• **CHALLENGE**: Without including any images, repeat the data exactly.

• **GIVEN DATA**:
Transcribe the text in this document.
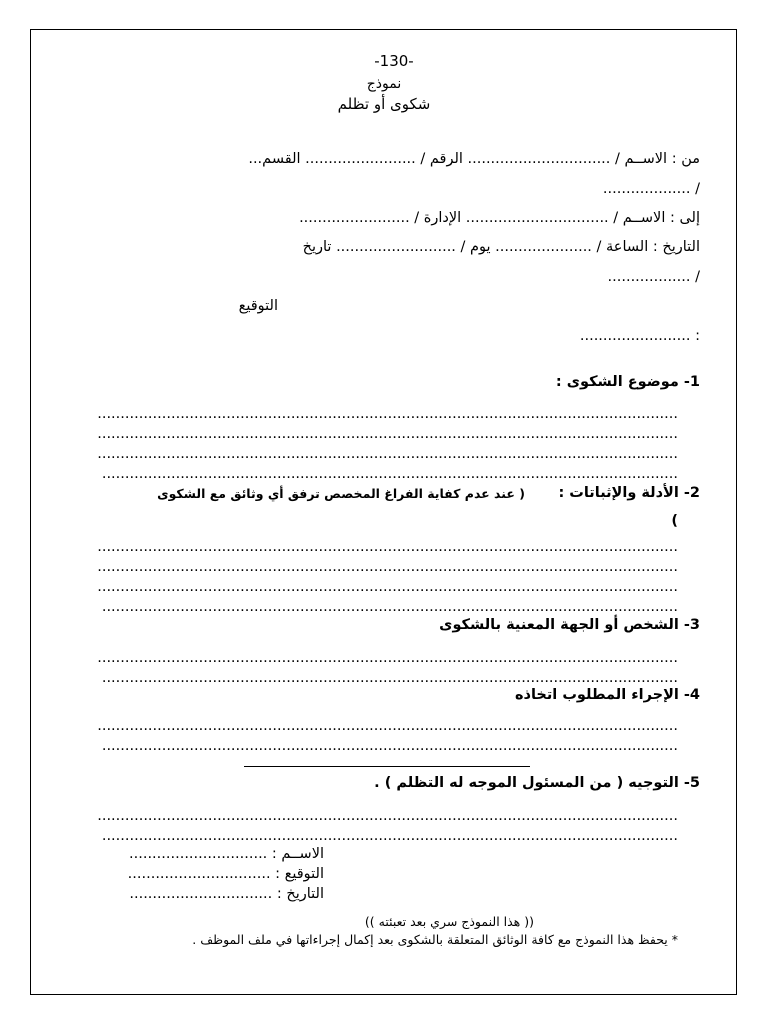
-130-
نموذج
شكوى أو تظلم
من : الاســم / ............................... الرقم / ........................ القسم...
/ ...................
إلى : الاســم / ............................... الإدارة / ........................
التاريخ : الساعة / ..................... يوم / .......................... تاريخ
/ ..................
التوقيع
: ........................
1- موضوع الشكوى :
..............................................................................................................................
..............................................................................................................................
..............................................................................................................................
.............................................................................................................................
2- الأدلة والإثباتات :
( عند عدم كفاية الفراغ المخصص ترفق أي وثائق مع الشكوى
)
..............................................................................................................................
..............................................................................................................................
..............................................................................................................................
.............................................................................................................................
3- الشخص أو الجهة المعنية بالشكوى
..............................................................................................................................
.............................................................................................................................
4- الإجراء المطلوب اتخاذه
..............................................................................................................................
.............................................................................................................................
5- التوجيه ( من المسئول الموجه له التظلم ) .
..............................................................................................................................
.............................................................................................................................
الاســم : ..............................
التوقيع : ...............................
التاريخ : ...............................
(( هذا النموذج سري بعد تعبئته ))
* يحفظ هذا النموذج مع كافة الوثائق المتعلقة بالشكوى بعد إكمال إجراءاتها في ملف الموظف .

• **ANSWER FOR THIS EXERCISE**:
Transcribe the text in this document.
-130-
نموذج
شكوى أو تظلم
من : الاســم / ............................... الرقم / ........................ القسم...
/ ...................
إلى : الاســم / ............................... الإدارة / ........................
التاريخ : الساعة / ..................... يوم / .......................... تاريخ
/ ..................
التوقيع
: ........................
1- موضوع الشكوى :
..............................................................................................................................
..............................................................................................................................
..............................................................................................................................
.............................................................................................................................
2- الأدلة والإثباتات :
( عند عدم كفاية الفراغ المخصص ترفق أي وثائق مع الشكوى
)
..............................................................................................................................
..............................................................................................................................
..............................................................................................................................
.............................................................................................................................
3- الشخص أو الجهة المعنية بالشكوى
..............................................................................................................................
.............................................................................................................................
4- الإجراء المطلوب اتخاذه
..............................................................................................................................
.............................................................................................................................
5- التوجيه ( من المسئول الموجه له التظلم ) .
..............................................................................................................................
.............................................................................................................................
الاســم : ..............................
التوقيع : ...............................
التاريخ : ...............................
(( هذا النموذج سري بعد تعبئته ))
* يحفظ هذا النموذج مع كافة الوثائق المتعلقة بالشكوى بعد إكمال إجراءاتها في ملف الموظف .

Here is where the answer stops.